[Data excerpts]
▬▬▬▬▬▬▬▬▬▬

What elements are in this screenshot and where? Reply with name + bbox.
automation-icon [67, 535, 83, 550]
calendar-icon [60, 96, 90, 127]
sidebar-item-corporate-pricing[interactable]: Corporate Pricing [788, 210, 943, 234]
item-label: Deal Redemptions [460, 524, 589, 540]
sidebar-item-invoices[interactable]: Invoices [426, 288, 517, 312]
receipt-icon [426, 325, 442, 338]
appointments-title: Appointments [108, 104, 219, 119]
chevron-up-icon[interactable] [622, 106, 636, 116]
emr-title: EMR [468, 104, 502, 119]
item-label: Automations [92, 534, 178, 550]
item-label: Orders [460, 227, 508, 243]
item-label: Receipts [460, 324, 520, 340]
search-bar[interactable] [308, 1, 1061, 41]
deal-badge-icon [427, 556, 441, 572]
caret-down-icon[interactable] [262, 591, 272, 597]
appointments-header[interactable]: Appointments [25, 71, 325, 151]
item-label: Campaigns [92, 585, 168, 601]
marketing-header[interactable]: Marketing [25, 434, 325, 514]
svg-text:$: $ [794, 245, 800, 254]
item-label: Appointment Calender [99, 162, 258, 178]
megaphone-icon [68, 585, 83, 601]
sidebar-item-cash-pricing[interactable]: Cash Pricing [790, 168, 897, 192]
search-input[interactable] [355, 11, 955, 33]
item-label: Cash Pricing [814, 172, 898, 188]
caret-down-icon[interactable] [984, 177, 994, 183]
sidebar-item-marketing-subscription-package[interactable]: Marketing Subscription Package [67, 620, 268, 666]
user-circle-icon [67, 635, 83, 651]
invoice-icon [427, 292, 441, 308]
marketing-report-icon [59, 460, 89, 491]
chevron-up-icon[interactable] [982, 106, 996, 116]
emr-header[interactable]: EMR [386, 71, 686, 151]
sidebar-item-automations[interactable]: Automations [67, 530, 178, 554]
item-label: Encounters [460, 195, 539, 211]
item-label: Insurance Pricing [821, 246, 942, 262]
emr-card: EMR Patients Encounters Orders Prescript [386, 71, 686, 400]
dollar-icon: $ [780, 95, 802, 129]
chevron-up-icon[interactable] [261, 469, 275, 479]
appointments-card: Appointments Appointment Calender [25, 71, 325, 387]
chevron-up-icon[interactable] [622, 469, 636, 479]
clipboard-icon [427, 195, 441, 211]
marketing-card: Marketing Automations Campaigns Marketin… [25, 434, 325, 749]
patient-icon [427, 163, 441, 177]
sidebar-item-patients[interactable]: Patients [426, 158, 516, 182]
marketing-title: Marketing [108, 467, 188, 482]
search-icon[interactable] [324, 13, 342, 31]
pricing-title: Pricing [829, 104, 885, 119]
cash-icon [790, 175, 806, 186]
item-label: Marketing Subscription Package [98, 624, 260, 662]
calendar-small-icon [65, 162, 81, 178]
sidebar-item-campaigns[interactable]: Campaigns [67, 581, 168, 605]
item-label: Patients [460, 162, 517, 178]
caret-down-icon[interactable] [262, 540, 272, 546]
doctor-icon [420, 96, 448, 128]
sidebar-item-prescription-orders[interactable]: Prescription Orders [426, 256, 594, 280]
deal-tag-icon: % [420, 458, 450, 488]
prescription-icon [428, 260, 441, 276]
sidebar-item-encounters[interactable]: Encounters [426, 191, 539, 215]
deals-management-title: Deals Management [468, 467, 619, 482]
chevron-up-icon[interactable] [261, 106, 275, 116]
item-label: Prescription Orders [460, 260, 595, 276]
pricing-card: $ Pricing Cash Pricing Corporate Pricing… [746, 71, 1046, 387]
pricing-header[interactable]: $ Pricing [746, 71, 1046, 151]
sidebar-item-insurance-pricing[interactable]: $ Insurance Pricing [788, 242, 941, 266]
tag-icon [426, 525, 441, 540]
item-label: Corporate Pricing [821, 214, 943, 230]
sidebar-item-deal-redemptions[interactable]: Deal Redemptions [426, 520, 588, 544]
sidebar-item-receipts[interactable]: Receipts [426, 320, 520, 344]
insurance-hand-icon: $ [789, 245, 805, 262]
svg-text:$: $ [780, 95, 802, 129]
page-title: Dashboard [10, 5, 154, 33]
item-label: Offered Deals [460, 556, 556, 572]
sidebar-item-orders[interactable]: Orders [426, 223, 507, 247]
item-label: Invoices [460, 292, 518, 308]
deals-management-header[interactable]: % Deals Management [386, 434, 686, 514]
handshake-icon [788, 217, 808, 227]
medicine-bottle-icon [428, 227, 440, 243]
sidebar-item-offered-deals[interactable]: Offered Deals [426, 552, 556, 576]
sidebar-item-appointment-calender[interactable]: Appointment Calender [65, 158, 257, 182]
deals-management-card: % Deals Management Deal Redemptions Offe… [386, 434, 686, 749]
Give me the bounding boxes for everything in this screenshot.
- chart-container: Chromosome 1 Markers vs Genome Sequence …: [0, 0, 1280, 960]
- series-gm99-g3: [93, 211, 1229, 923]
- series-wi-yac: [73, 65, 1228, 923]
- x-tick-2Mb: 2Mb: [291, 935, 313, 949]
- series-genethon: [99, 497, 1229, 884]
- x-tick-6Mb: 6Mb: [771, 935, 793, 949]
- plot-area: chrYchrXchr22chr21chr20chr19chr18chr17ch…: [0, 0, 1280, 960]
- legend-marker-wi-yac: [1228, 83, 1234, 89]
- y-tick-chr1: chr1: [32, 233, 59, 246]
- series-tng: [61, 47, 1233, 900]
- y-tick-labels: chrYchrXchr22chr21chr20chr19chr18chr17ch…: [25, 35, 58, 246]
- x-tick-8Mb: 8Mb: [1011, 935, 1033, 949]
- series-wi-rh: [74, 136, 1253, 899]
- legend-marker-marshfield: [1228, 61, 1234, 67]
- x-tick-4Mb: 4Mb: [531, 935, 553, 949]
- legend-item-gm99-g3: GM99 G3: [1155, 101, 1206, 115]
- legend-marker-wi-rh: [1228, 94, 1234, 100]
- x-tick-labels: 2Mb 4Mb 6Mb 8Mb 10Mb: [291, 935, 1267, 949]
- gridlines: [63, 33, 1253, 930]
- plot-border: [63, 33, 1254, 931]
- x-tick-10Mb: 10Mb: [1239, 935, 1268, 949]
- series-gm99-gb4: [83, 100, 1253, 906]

▬▬▬▬▬▬▬▬▬▬

ASSIGNED TASK >> Please find every line in the records above that holds the word "Package" and copy it.

EXERCISE RESULT >>
sidebar-item-marketing-subscription-package[interactable]: Marketing Subscription Package [67, 620, 268, 666]
item-label: Marketing Subscription Package [98, 624, 260, 662]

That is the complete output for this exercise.